(Items listed in a dataset)
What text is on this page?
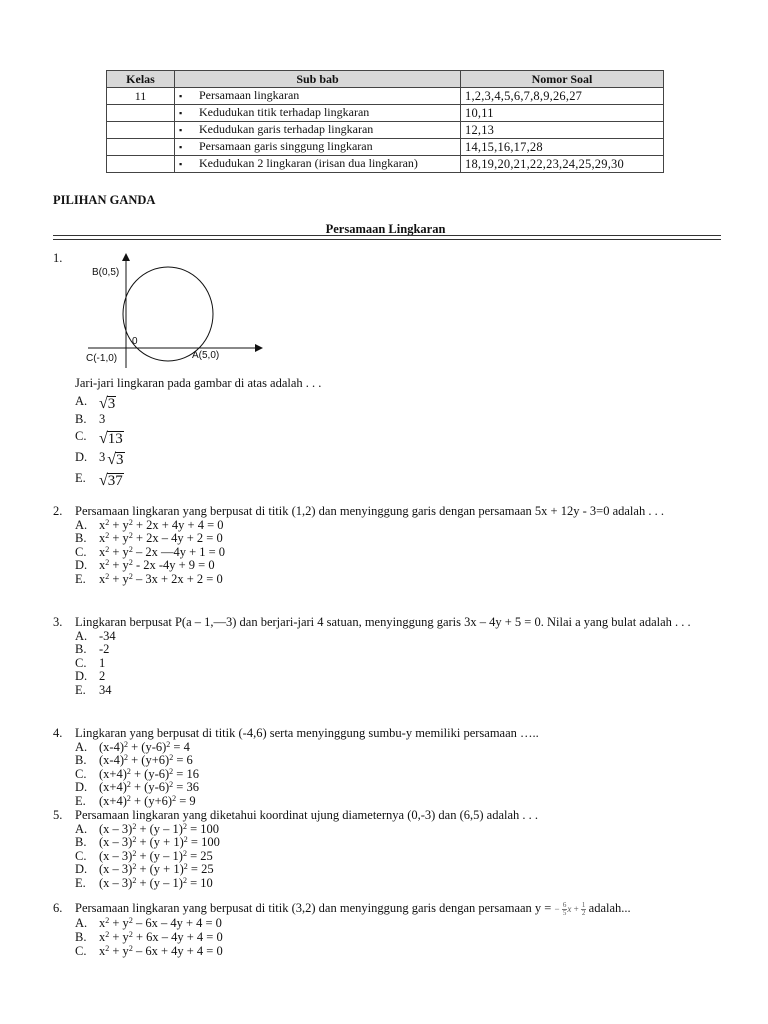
Kelas	Sub bab	Nomor Soal
11	▪ Persamaan lingkaran	1,2,3,4,5,6,7,8,9,26,27
	▪ Kedudukan titik terhadap lingkaran	10,11
	▪ Kedudukan garis terhadap lingkaran	12,13
	▪ Persamaan garis singgung lingkaran	14,15,16,17,28
	▪ Kedudukan 2 lingkaran (irisan dua lingkaran)	18,19,20,21,22,23,24,25,29,30
PILIHAN GANDA
Persamaan Lingkaran
1.
B(0,5)
0
C(-1,0)	A(5,0)
Jari-jari lingkaran pada gambar di atas adalah . . .
A. √ 3
B.	3
C. √ 13
D. 3 √ 3
E. √ 37
2. Persamaan lingkaran yang berpusat di titik (1,2) dan menyinggung garis dengan persamaan 5x + 12y - 3=0 adalah . . .
A. $x^2 + y^2 + 2x + 4y + 4 = 0$
B.	$x^2 + y^2 + 2x - 4y + 2 = 0$
C.	$x^2 + y^2 - 2x$ —4y + 1 = 0
D. $x^2 + y^2 - 2x$ -4y + 9 = 0
E.	$x^2 + y^2 - 3x + 2x + 2 = 0$
3. Lingkaran berpusat P(a – 1,—3) dan berjari-jari 4 satuan, menyinggung garis 3x – 4y + 5 = 0. Nilai a yang bulat adalah . . .
A. -34
B.	-2
C.	1
D. 2
E.	34
4. Lingkaran yang berpusat di titik (-4,6) serta menyinggung sumbu-y memiliki persamaan …..
A. $(x-4)^2 + (y-6)^2 = 4$
B.	$(x-4)^2 + (y+6)^2 = 6$
C.	$(x+4)^2 + (y-6)^2 = 16$
D. $(x+4)^2 + (y-6)^2 = 36$
E.	$(x+4)^2 + (y+6)^2 = 9$
5. Persamaan lingkaran yang diketahui koordinat ujung diameternya (0,-3) dan (6,5) adalah . . .
A. (x – 3)$^2$ + (y – 1)$^2$ = 100
B.	$(x - 3)^2 + (y + 1)^2 = 100$
C.	(x – 3)$^2$ + (y – 1)$^2$ = 25
D. $(x - 3)^2 + (y + 1)^2 = 25$
E.	(x – 3)$^2$ + (y – 1)$^2$ = 10
6. Persamaan lingkaran yang berpusat di titik (3,2) dan menyinggung garis dengan persamaan y = − $\frac{6}{5}$ $x + \frac{1}{2}$ adalah...
A. $x^2 + y^2 - 6x - 4y + 4 = 0$
B.	$x^2 + y^2 + 6x - 4y + 4 = 0$
C.	$x^2 + y^2 - 6x + 4y + 4 = 0$
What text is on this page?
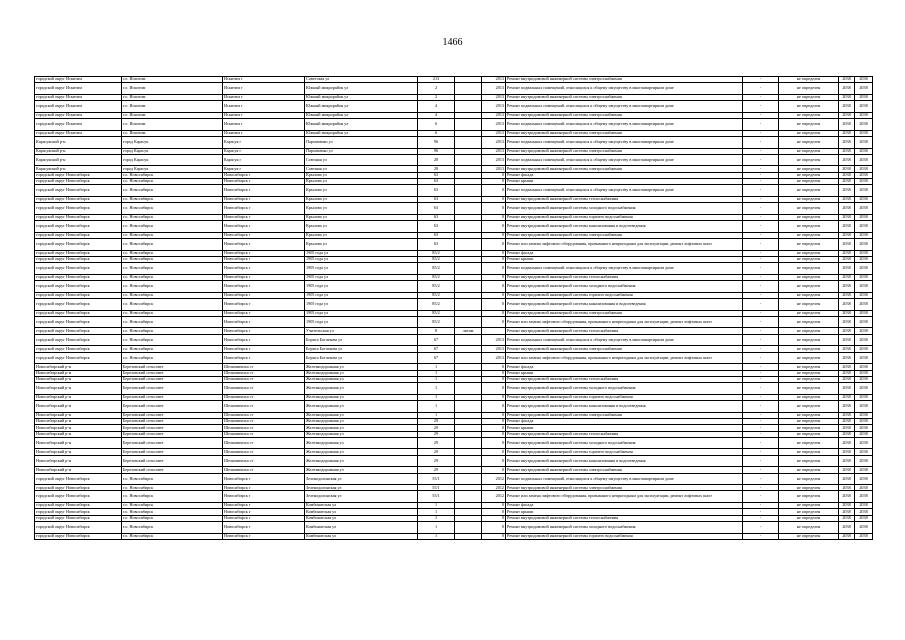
1466
городской округ Искитим	г.о. Искитим	Искитим г	Советская ул	213		2013	Ремонт внутридомовой инженерной системы электроснабжения	-	не определен	2038	2038
городской округ Искитим	г.о. Искитим	Искитим г	Южный микрорайон ул	2		2013	Ремонт подвальных помещений, относящихся к общему имуществу в многоквартирном доме	-	не определен	2038	2038
городской округ Искитим	г.о. Искитим	Искитим г	Южный микрорайон ул	2		2013	Ремонт внутридомовой инженерной системы электроснабжения	-	не определен	2038	2038
городской округ Искитим	г.о. Искитим	Искитим г	Южный микрорайон ул	4		2013	Ремонт подвальных помещений, относящихся к общему имуществу в многоквартирном доме	-	не определен	2038	2038
городской округ Искитим	г.о. Искитим	Искитим г	Южный микрорайон ул	4		2013	Ремонт внутридомовой инженерной системы электроснабжения	-	не определен	2038	2038
городской округ Искитим	г.о. Искитим	Искитим г	Южный микрорайон ул	6		2013	Ремонт подвальных помещений, относящихся к общему имуществу в многоквартирном доме	-	не определен	2038	2038
городской округ Искитим	г.о. Искитим	Искитим г	Южный микрорайон ул	6		2013	Ремонт внутридомовой инженерной системы электроснабжения	-	не определен	2038	2038
Карасукский р-н	город Карасук	Карасук г	Пархоменко ул	96		2013	Ремонт подвальных помещений, относящихся к общему имуществу в многоквартирном доме	-	не определен	2038	2038
Карасукский р-н	город Карасук	Карасук г	Пархоменко ул	96		2013	Ремонт внутридомовой инженерной системы электроснабжения	-	не определен	2038	2038
Карасукский р-н	город Карасук	Карасук г	Союзная ул	28		2013	Ремонт подвальных помещений, относящихся к общему имуществу в многоквартирном доме	-	не определен	2038	2038
Карасукский р-н	город Карасук	Карасук г	Союзная ул	28		2013	Ремонт внутридомовой инженерной системы электроснабжения	-	не определен	2038	2038
городской округ Новосибирск	г.о. Новосибирск	Новосибирск г	Крылова ул	63		0	Ремонт фасада	-	не определен	2038	2038
городской округ Новосибирск	г.о. Новосибирск	Новосибирск г	Крылова ул	63		0	Ремонт крыши	-	не определен	2038	2038
городской округ Новосибирск	г.о. Новосибирск	Новосибирск г	Крылова ул	63		0	Ремонт подвальных помещений, относящихся к общему имуществу в многоквартирном доме	-	не определен	2038	2038
городской округ Новосибирск	г.о. Новосибирск	Новосибирск г	Крылова ул	63		0	Ремонт внутридомовой инженерной системы теплоснабжения	-	не определен	2038	2038
городской округ Новосибирск	г.о. Новосибирск	Новосибирск г	Крылова ул	63		0	Ремонт внутридомовой инженерной системы холодного водоснабжения	-	не определен	2038	2038
городской округ Новосибирск	г.о. Новосибирск	Новосибирск г	Крылова ул	63		0	Ремонт внутридомовой инженерной системы горячего водоснабжения	-	не определен	2038	2038
городской округ Новосибирск	г.о. Новосибирск	Новосибирск г	Крылова ул	63		0	Ремонт внутридомовой инженерной системы канализования и водоотведения	-	не определен	2038	2038
городской округ Новосибирск	г.о. Новосибирск	Новосибирск г	Крылова ул	63		0	Ремонт внутридомовой инженерной системы электроснабжения	-	не определен	2038	2038
городской округ Новосибирск	г.о. Новосибирск	Новосибирск г	Крылова ул	63		0	Ремонт или замена лифтового оборудования, признанного непригодным для эксплуатации, ремонт лифтовых шахт	-	не определен	2038	2038
городской округ Новосибирск	г.о. Новосибирск	Новосибирск г	1905 года ул	85/2		0	Ремонт фасада	-	не определен	2038	2038
городской округ Новосибирск	г.о. Новосибирск	Новосибирск г	1905 года ул	85/2		0	Ремонт крыши	-	не определен	2038	2038
городской округ Новосибирск	г.о. Новосибирск	Новосибирск г	1905 года ул	85/2		0	Ремонт подвальных помещений, относящихся к общему имуществу в многоквартирном доме	-	не определен	2038	2038
городской округ Новосибирск	г.о. Новосибирск	Новосибирск г	1905 года ул	85/2		0	Ремонт внутридомовой инженерной системы теплоснабжения	-	не определен	2038	2038
городской округ Новосибирск	г.о. Новосибирск	Новосибирск г	1905 года ул	85/2		0	Ремонт внутридомовой инженерной системы холодного водоснабжения	-	не определен	2038	2038
городской округ Новосибирск	г.о. Новосибирск	Новосибирск г	1905 года ул	85/2		0	Ремонт внутридомовой инженерной системы горячего водоснабжения	-	не определен	2038	2038
городской округ Новосибирск	г.о. Новосибирск	Новосибирск г	1905 года ул	85/2		0	Ремонт внутридомовой инженерной системы канализования и водоотведения	-	не определен	2038	2038
городской округ Новосибирск	г.о. Новосибирск	Новосибирск г	1905 года ул	85/2		0	Ремонт внутридомовой инженерной системы электроснабжения	-	не определен	2038	2038
городской округ Новосибирск	г.о. Новосибирск	Новосибирск г	1905 года ул	85/2		0	Ремонт или замена лифтового оборудования, признанного непригодным для эксплуатации, ремонт лифтовых шахт	-	не определен	2038	2038
городской округ Новосибирск	г.о. Новосибирск	Новосибирск г	Учительская ул	8	литам		Ремонт внутридомовой инженерной системы теплоснабжения	-	не определен	2038	2038
городской округ Новосибирск	г.о. Новосибирск	Новосибирск г	Бориса Богаткова ул	67		2013	Ремонт подвальных помещений, относящихся к общему имуществу в многоквартирном доме	-	не определен	2038	2038
городской округ Новосибирск	г.о. Новосибирск	Новосибирск г	Бориса Богаткова ул	67		2013	Ремонт внутридомовой инженерной системы электроснабжения	-	не определен	2038	2038
городской округ Новосибирск	г.о. Новосибирск	Новосибирск г	Бориса Богаткова ул	67		2013	Ремонт или замена лифтового оборудования, признанного непригодным для эксплуатации, ремонт лифтовых шахт	-	не определен	2038	2038
Новосибирский р-н	Березовский сельсовет	Шелковичиха ст	Железнодорожная ул	1		0	Ремонт фасада	-	не определен	2038	2038
Новосибирский р-н	Березовский сельсовет	Шелковичиха ст	Железнодорожная ул	1		0	Ремонт крыши	-	не определен	2038	2038
Новосибирский р-н	Березовский сельсовет	Шелковичиха ст	Железнодорожная ул	1		0	Ремонт внутридомовой инженерной системы теплоснабжения	-	не определен	2038	2038
Новосибирский р-н	Березовский сельсовет	Шелковичиха ст	Железнодорожная ул	1		0	Ремонт внутридомовой инженерной системы холодного водоснабжения	-	не определен	2038	2038
Новосибирский р-н	Березовский сельсовет	Шелковичиха ст	Железнодорожная ул	1		0	Ремонт внутридомовой инженерной системы горячего водоснабжения	-	не определен	2038	2038
Новосибирский р-н	Березовский сельсовет	Шелковичиха ст	Железнодорожная ул	1		0	Ремонт внутридомовой инженерной системы канализования и водоотведения	-	не определен	2038	2038
Новосибирский р-н	Березовский сельсовет	Шелковичиха ст	Железнодорожная ул	1		0	Ремонт внутридомовой инженерной системы электроснабжения	-	не определен	2038	2038
Новосибирский р-н	Березовский сельсовет	Шелковичиха ст	Железнодорожная ул	29		0	Ремонт фасада	-	не определен	2038	2038
Новосибирский р-н	Березовский сельсовет	Шелковичиха ст	Железнодорожная ул	29		0	Ремонт крыши	-	не определен	2038	2038
Новосибирский р-н	Березовский сельсовет	Шелковичиха ст	Железнодорожная ул	29		0	Ремонт внутридомовой инженерной системы теплоснабжения	-	не определен	2038	2038
Новосибирский р-н	Березовский сельсовет	Шелковичиха ст	Железнодорожная ул	29		0	Ремонт внутридомовой инженерной системы холодного водоснабжения	-	не определен	2038	2038
Новосибирский р-н	Березовский сельсовет	Шелковичиха ст	Железнодорожная ул	29		0	Ремонт внутридомовой инженерной системы горячего водоснабжения	-	не определен	2038	2038
Новосибирский р-н	Березовский сельсовет	Шелковичиха ст	Железнодорожная ул	29		0	Ремонт внутридомовой инженерной системы канализования и водоотведения	-	не определен	2038	2038
Новосибирский р-н	Березовский сельсовет	Шелковичиха ст	Железнодорожная ул	29		0	Ремонт внутридомовой инженерной системы электроснабжения	-	не определен	2038	2038
городской округ Новосибирск	г.о. Новосибирск	Новосибирск г	Зеленодолинская ул	55/1		2012	Ремонт подвальных помещений, относящихся к общему имуществу в многоквартирном доме	-	не определен	2038	2038
городской округ Новосибирск	г.о. Новосибирск	Новосибирск г	Зеленодолинская ул	55/1		2012	Ремонт внутридомовой инженерной системы электроснабжения	-	не определен	2038	2038
городской округ Новосибирск	г.о. Новосибирск	Новосибирск г	Зеленодолинская ул	55/1		2012	Ремонт или замена лифтового оборудования, признанного непригодным для эксплуатации, ремонт лифтовых шахт	-	не определен	2038	2038
городской округ Новосибирск	г.о. Новосибирск	Новосибирск г	Комбинатская ул	1		0	Ремонт фасада	-	не определен	2038	2038
городской округ Новосибирск	г.о. Новосибирск	Новосибирск г	Комбинатская ул	1		0	Ремонт крыши	-	не определен	2038	2038
городской округ Новосибирск	г.о. Новосибирск	Новосибирск г	Комбинатская ул	1		0	Ремонт внутридомовой инженерной системы теплоснабжения	-	не определен	2038	2038
городской округ Новосибирск	г.о. Новосибирск	Новосибирск г	Комбинатская ул	1		0	Ремонт внутридомовой инженерной системы холодного водоснабжения	-	не определен	2038	2038
городской округ Новосибирск	г.о. Новосибирск	Новосибирск г	Комбинатская ул	1		0	Ремонт внутридомовой инженерной системы горячего водоснабжения	-	не определен	2038	2038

Task to complete: Lines from the records above that hold "признанного" are the ones to list.

The result:
городской округ Новосибирск	г.о. Новосибирск	Новосибирск г	Крылова ул	63		0	Ремонт или замена лифтового оборудования, признанного непригодным для эксплуатации, ремонт лифтовых шахт	-	не определен	2038	2038
городской округ Новосибирск	г.о. Новосибирск	Новосибирск г	1905 года ул	85/2		0	Ремонт или замена лифтового оборудования, признанного непригодным для эксплуатации, ремонт лифтовых шахт	-	не определен	2038	2038
городской округ Новосибирск	г.о. Новосибирск	Новосибирск г	Бориса Богаткова ул	67		2013	Ремонт или замена лифтового оборудования, признанного непригодным для эксплуатации, ремонт лифтовых шахт	-	не определен	2038	2038
городской округ Новосибирск	г.о. Новосибирск	Новосибирск г	Зеленодолинская ул	55/1		2012	Ремонт или замена лифтового оборудования, признанного непригодным для эксплуатации, ремонт лифтовых шахт	-	не определен	2038	2038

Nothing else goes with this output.